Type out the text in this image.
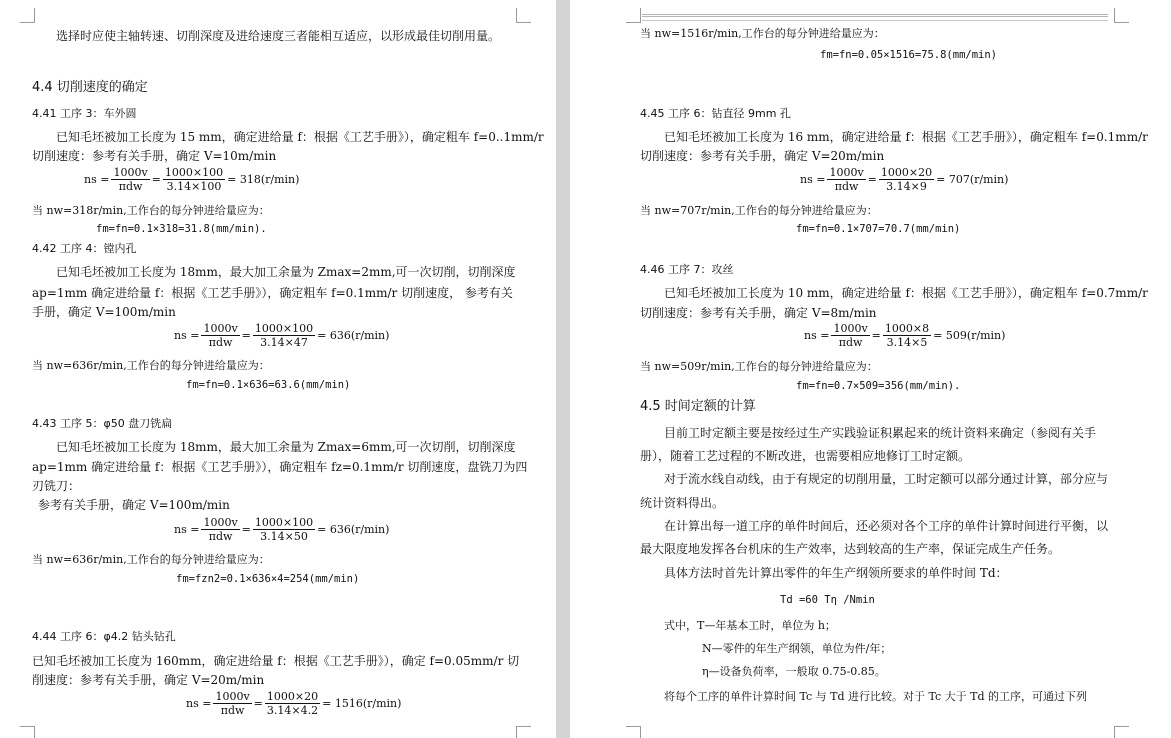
选择时应使主轴转速、切削深度及进给速度三者能相互适应，以形成最佳切削用量。
4.4 切削速度的确定
4.41 工序 3：车外圆
已知毛坯被加工长度为 15 mm，确定进给量 f：根据《工艺手册》），确定粗车 f=0..1mm/r
切削速度：参考有关手册，确定 V=10m/min
ns =
1000v
πdw
= $\frac{1000\times 100}{3.14\times 100} = 318(r/\min)$
当 nw=318r/min,工作台的每分钟进给量应为：
fm=fn=0.1×318=31.8(mm/min).
4.42 工序 4：镗内孔
已知毛坯被加工长度为 18mm，最大加工余量为 Zmax=2mm,可一次切削，切削深度
ap=1mm 确定进给量 f：根据《工艺手册》），确定粗车 f=0.1mm/r 切削速度， 参考有关
手册，确定 V=100m/min
ns =
1000v
πdw
= $\frac{1000\times 100}{3.14\times 47} = 636(r/\min)$
当 nw=636r/min,工作台的每分钟进给量应为：
fm=fn=0.1×636=63.6(mm/min)
4.43 工序 5：φ50 盘刀铣扁
已知毛坯被加工长度为 18mm，最大加工余量为 Zmax=6mm,可一次切削，切削深度
ap=1mm 确定进给量 f：根据《工艺手册》），确定粗车 fz=0.1mm/r 切削速度，盘铣刀为四
刃铣刀：
参考有关手册，确定 V=100m/min
ns =
1000v
πdw
= $\frac{1000\times 100}{3.14\times 50} = 636(r/\min)$
当 nw=636r/min,工作台的每分钟进给量应为：
fm=fzn2=0.1×636×4=254(mm/min)
4.44 工序 6：φ4.2 钻头钻孔
已知毛坯被加工长度为 160mm，确定进给量 f：根据《工艺手册》），确定 f=0.05mm/r 切
削速度：参考有关手册，确定 V=20m/min
ns =
1000v
πdw
= $\frac{1000\times 20}{3.14\times 4.2} = 1516(r/\min)$
当 nw=1516r/min,工作台的每分钟进给量应为：
fm=fn=0.05×1516=75.8(mm/min)
4.45 工序 6：钻直径 9mm 孔
已知毛坯被加工长度为 16 mm，确定进给量 f：根据《工艺手册》），确定粗车 f=0.1mm/r
切削速度：参考有关手册，确定 V=20m/min
ns =
1000v
πdw
= $\frac{1000\times 20}{3.14\times 9} = 707(r/\min)$
当 nw=707r/min,工作台的每分钟进给量应为：
fm=fn=0.1×707=70.7(mm/min)
4.46 工序 7：攻丝
已知毛坯被加工长度为 10 mm，确定进给量 f：根据《工艺手册》），确定粗车 f=0.7mm/r
切削速度：参考有关手册，确定 V=8m/min
ns =
1000v
πdw
= $\frac{1000\times 8}{3.14\times 5} = 509(r/\min)$
当 nw=509r/min,工作台的每分钟进给量应为：
fm=fn=0.7×509=356(mm/min).
4.5 时间定额的计算
目前工时定额主要是按经过生产实践验证积累起来的统计资料来确定（参阅有关手
册），随着工艺过程的不断改进，也需要相应地修订工时定额。
对于流水线自动线，由于有规定的切削用量，工时定额可以部分通过计算，部分应与
统计资料得出。
在计算出每一道工序的单件时间后，还必须对各个工序的单件计算时间进行平衡，以
最大限度地发挥各台机床的生产效率，达到较高的生产率，保证完成生产任务。
具体方法时首先计算出零件的年生产纲领所要求的单件时间 Td：
Td =60 Tη /Nmin
式中，T—年基本工时，单位为 h；
N—零件的年生产纲领，单位为件/年；
η—设备负荷率，一般取 0.75-0.85。
将每个工序的单件计算时间 Tc 与 Td 进行比较。对于 Tc 大于 Td 的工序，可通过下列
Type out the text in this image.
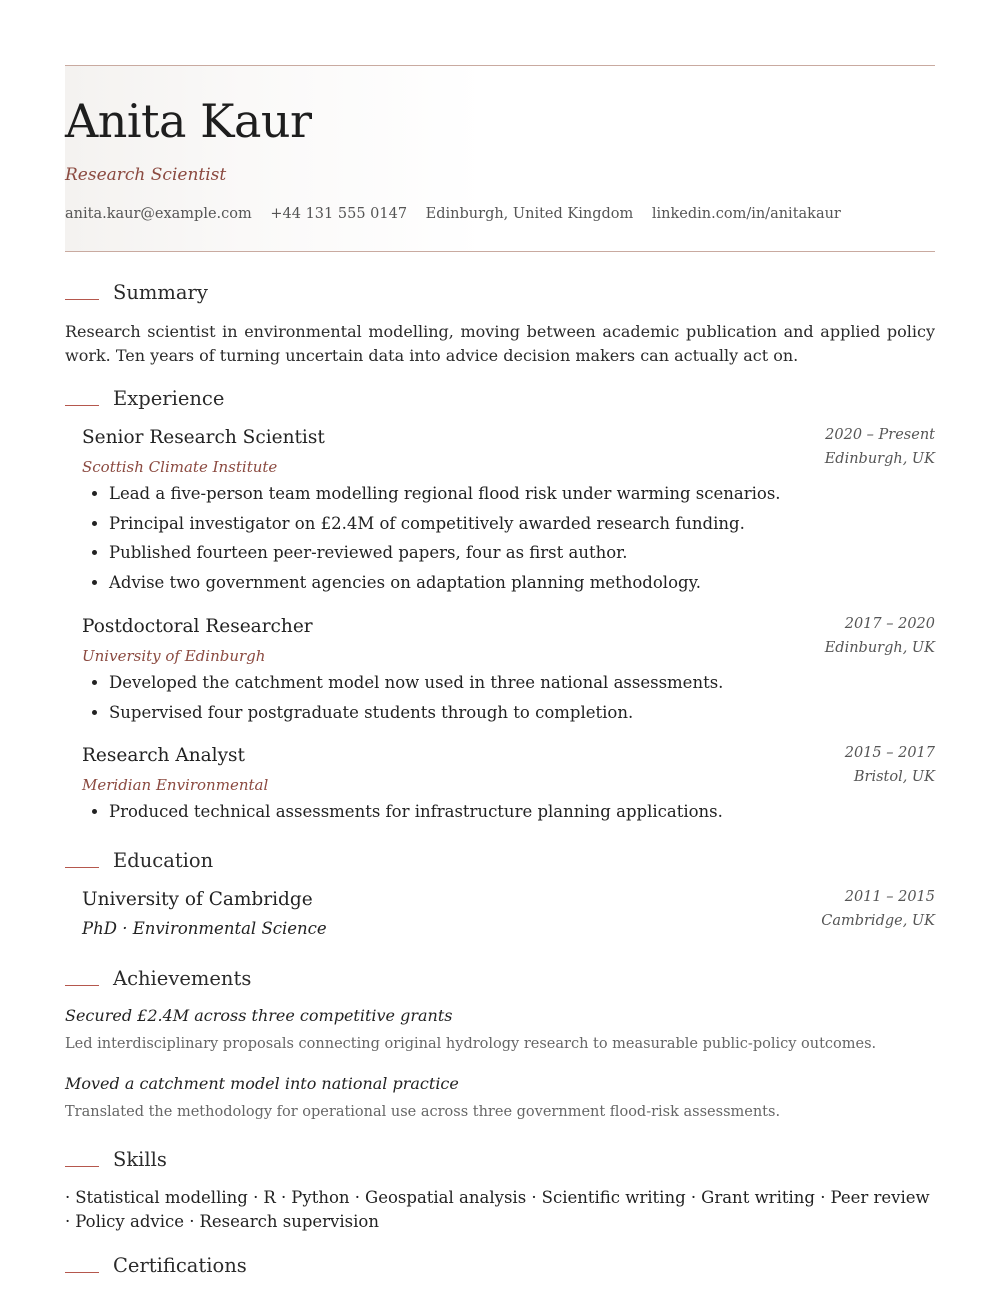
Anita Kaur
Research Scientist
anita.kaur@example.com +44 131 555 0147 Edinburgh, United Kingdom linkedin.com/in/anitakaur
Summary
Research scientist in environmental modelling, moving between academic publication and applied policy work. Ten years of turning uncertain data into advice decision makers can actually act on.
Experience
Senior Research Scientist
Scottish Climate Institute
2020 – Present
Edinburgh, UK
• Lead a five-person team modelling regional flood risk under warming scenarios.
• Principal investigator on £2.4M of competitively awarded research funding.
• Published fourteen peer-reviewed papers, four as first author.
• Advise two government agencies on adaptation planning methodology.
Postdoctoral Researcher
University of Edinburgh
2017 – 2020
Edinburgh, UK
• Developed the catchment model now used in three national assessments.
• Supervised four postgraduate students through to completion.
Research Analyst
Meridian Environmental
2015 – 2017
Bristol, UK
• Produced technical assessments for infrastructure planning applications.
Education
University of Cambridge
PhD · Environmental Science
2011 – 2015
Cambridge, UK
Achievements
Secured £2.4M across three competitive grants
Led interdisciplinary proposals connecting original hydrology research to measurable public-policy outcomes.
Moved a catchment model into national practice
Translated the methodology for operational use across three government flood-risk assessments.
Skills
· Statistical modelling · R · Python · Geospatial analysis · Scientific writing · Grant writing · Peer review · Policy advice · Research supervision
Certifications
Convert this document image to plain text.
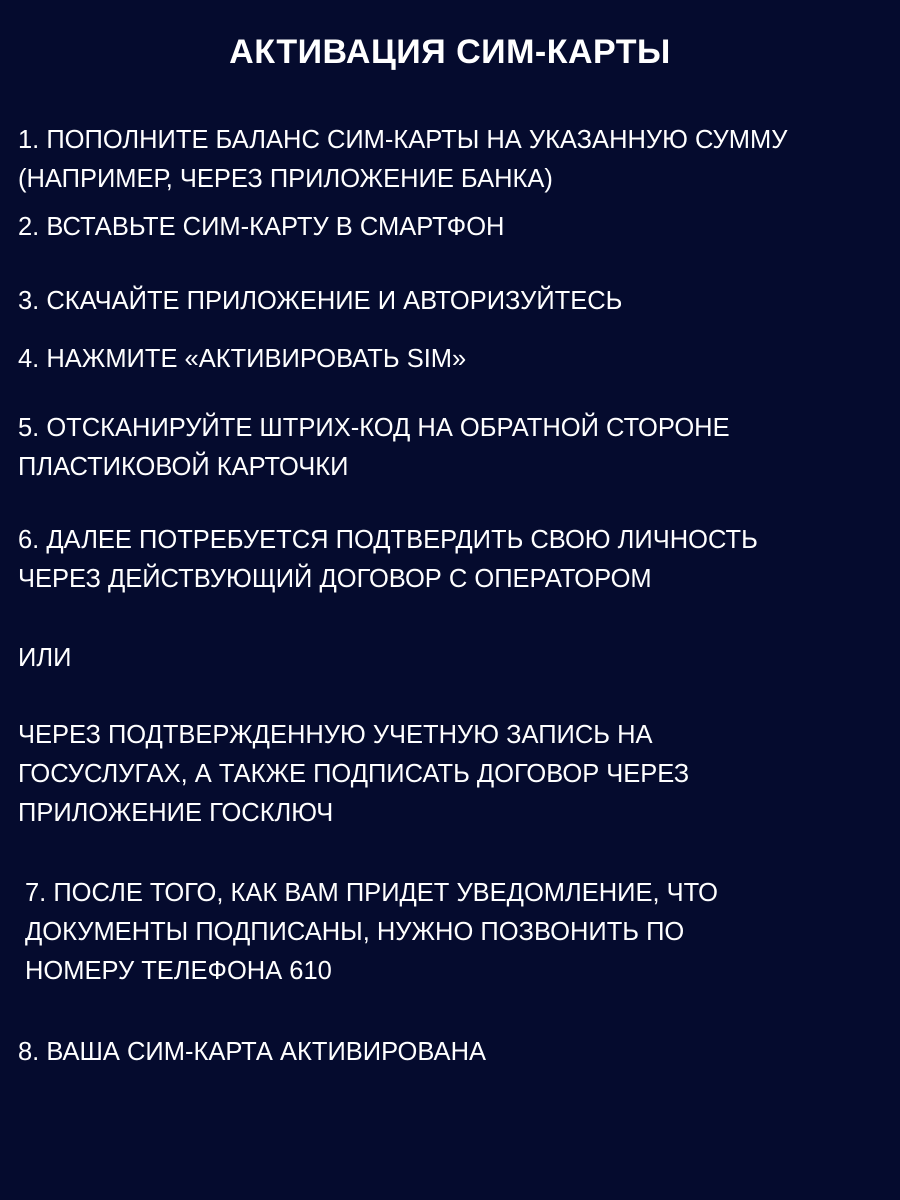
АКТИВАЦИЯ СИМ-КАРТЫ

1. ПОПОЛНИТЕ БАЛАНС СИМ-КАРТЫ НА УКАЗАННУЮ СУММУ
(НАПРИМЕР, ЧЕРЕЗ ПРИЛОЖЕНИЕ БАНКА)

2. ВСТАВЬТЕ СИМ-КАРТУ В СМАРТФОН

3. СКАЧАЙТЕ ПРИЛОЖЕНИЕ И АВТОРИЗУЙТЕСЬ

4. НАЖМИТЕ «АКТИВИРОВАТЬ SIM»

5. ОТСКАНИРУЙТЕ ШТРИХ-КОД НА ОБРАТНОЙ СТОРОНЕ
ПЛАСТИКОВОЙ КАРТОЧКИ

6. ДАЛЕЕ ПОТРЕБУЕТСЯ ПОДТВЕРДИТЬ СВОЮ ЛИЧНОСТЬ
ЧЕРЕЗ ДЕЙСТВУЮЩИЙ ДОГОВОР С ОПЕРАТОРОМ

ИЛИ

ЧЕРЕЗ ПОДТВЕРЖДЕННУЮ УЧЕТНУЮ ЗАПИСЬ НА
ГОСУСЛУГАХ, А ТАКЖЕ ПОДПИСАТЬ ДОГОВОР ЧЕРЕЗ
ПРИЛОЖЕНИЕ ГОСКЛЮЧ

7. ПОСЛЕ ТОГО, КАК ВАМ ПРИДЕТ УВЕДОМЛЕНИЕ, ЧТО
ДОКУМЕНТЫ ПОДПИСАНЫ, НУЖНО ПОЗВОНИТЬ ПО
НОМЕРУ ТЕЛЕФОНА 610

8. ВАША СИМ-КАРТА АКТИВИРОВАНА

····················

| EXERCISE GOAL |
Read through the entries and copy each line in which "risk" appears.

| ANSWER TO THIS PROBLEM |
• Lead a five-person team modelling regional flood risk under warming scenarios.
Translated the methodology for operational use across three government flood-risk assessments.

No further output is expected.